EXERCISE.
Return the material word for word. Do not include pictures.

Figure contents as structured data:
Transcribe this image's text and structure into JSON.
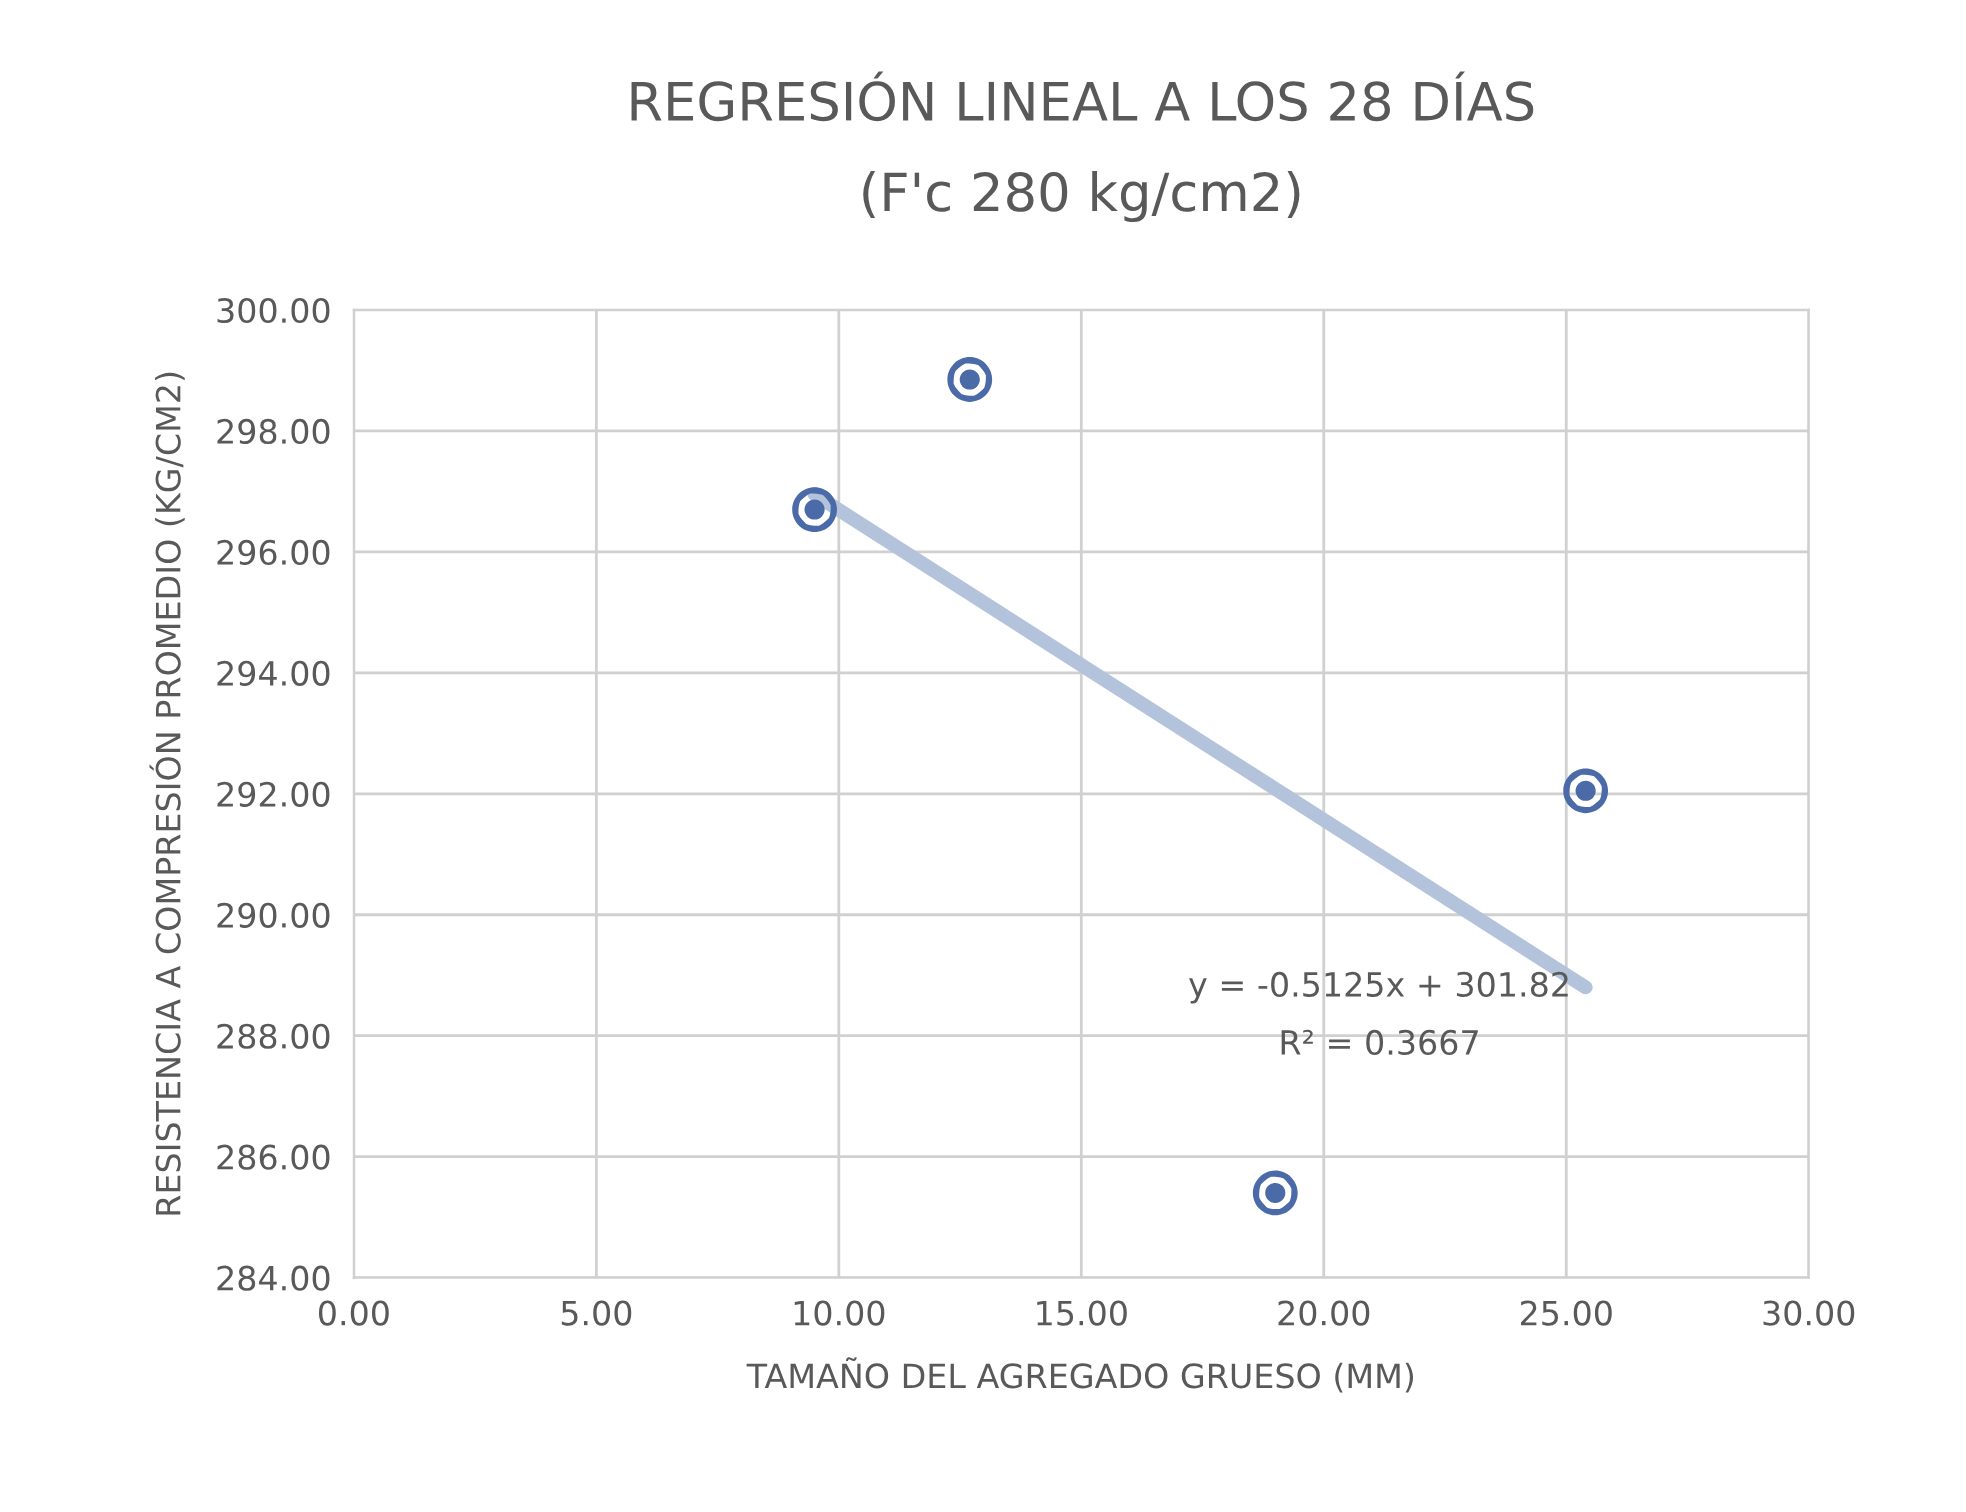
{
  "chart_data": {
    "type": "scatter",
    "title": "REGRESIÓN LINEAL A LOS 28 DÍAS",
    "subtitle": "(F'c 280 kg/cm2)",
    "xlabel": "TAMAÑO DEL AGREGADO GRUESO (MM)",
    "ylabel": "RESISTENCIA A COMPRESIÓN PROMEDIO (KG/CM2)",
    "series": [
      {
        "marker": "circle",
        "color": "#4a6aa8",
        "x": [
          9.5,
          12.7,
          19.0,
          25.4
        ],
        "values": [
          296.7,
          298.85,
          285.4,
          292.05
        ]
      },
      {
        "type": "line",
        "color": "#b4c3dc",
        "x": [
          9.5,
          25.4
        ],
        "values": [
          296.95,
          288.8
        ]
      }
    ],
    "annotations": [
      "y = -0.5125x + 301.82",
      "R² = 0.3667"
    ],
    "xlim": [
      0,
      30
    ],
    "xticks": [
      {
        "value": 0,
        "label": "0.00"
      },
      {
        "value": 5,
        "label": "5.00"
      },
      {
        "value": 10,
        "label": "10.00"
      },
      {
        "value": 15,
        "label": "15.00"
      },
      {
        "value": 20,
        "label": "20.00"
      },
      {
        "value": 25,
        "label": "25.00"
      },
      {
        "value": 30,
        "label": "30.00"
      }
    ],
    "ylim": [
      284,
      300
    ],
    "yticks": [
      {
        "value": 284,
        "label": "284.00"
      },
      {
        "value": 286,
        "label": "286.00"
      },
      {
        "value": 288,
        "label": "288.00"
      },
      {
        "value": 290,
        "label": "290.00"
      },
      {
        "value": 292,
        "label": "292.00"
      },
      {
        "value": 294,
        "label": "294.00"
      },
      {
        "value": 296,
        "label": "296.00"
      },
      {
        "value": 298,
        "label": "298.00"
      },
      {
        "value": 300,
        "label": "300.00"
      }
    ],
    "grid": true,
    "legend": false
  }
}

SOLUTION BELOW.
Transcribe this image's text and structure into JSON.
{
  "chart_data": {
    "type": "scatter",
    "title": "REGRESIÓN LINEAL A LOS 28 DÍAS",
    "subtitle": "(F'c 280 kg/cm2)",
    "xlabel": "TAMAÑO DEL AGREGADO GRUESO (MM)",
    "ylabel": "RESISTENCIA A COMPRESIÓN PROMEDIO (KG/CM2)",
    "series": [
      {
        "marker": "circle",
        "color": "#4a6aa8",
        "x": [
          9.5,
          12.7,
          19.0,
          25.4
        ],
        "values": [
          296.7,
          298.85,
          285.4,
          292.05
        ]
      },
      {
        "type": "line",
        "color": "#b4c3dc",
        "x": [
          9.5,
          25.4
        ],
        "values": [
          296.95,
          288.8
        ]
      }
    ],
    "annotations": [
      "y = -0.5125x + 301.82",
      "R² = 0.3667"
    ],
    "xlim": [
      0,
      30
    ],
    "xticks": [
      {
        "value": 0,
        "label": "0.00"
      },
      {
        "value": 5,
        "label": "5.00"
      },
      {
        "value": 10,
        "label": "10.00"
      },
      {
        "value": 15,
        "label": "15.00"
      },
      {
        "value": 20,
        "label": "20.00"
      },
      {
        "value": 25,
        "label": "25.00"
      },
      {
        "value": 30,
        "label": "30.00"
      }
    ],
    "ylim": [
      284,
      300
    ],
    "yticks": [
      {
        "value": 284,
        "label": "284.00"
      },
      {
        "value": 286,
        "label": "286.00"
      },
      {
        "value": 288,
        "label": "288.00"
      },
      {
        "value": 290,
        "label": "290.00"
      },
      {
        "value": 292,
        "label": "292.00"
      },
      {
        "value": 294,
        "label": "294.00"
      },
      {
        "value": 296,
        "label": "296.00"
      },
      {
        "value": 298,
        "label": "298.00"
      },
      {
        "value": 300,
        "label": "300.00"
      }
    ],
    "grid": true,
    "legend": false
  }
}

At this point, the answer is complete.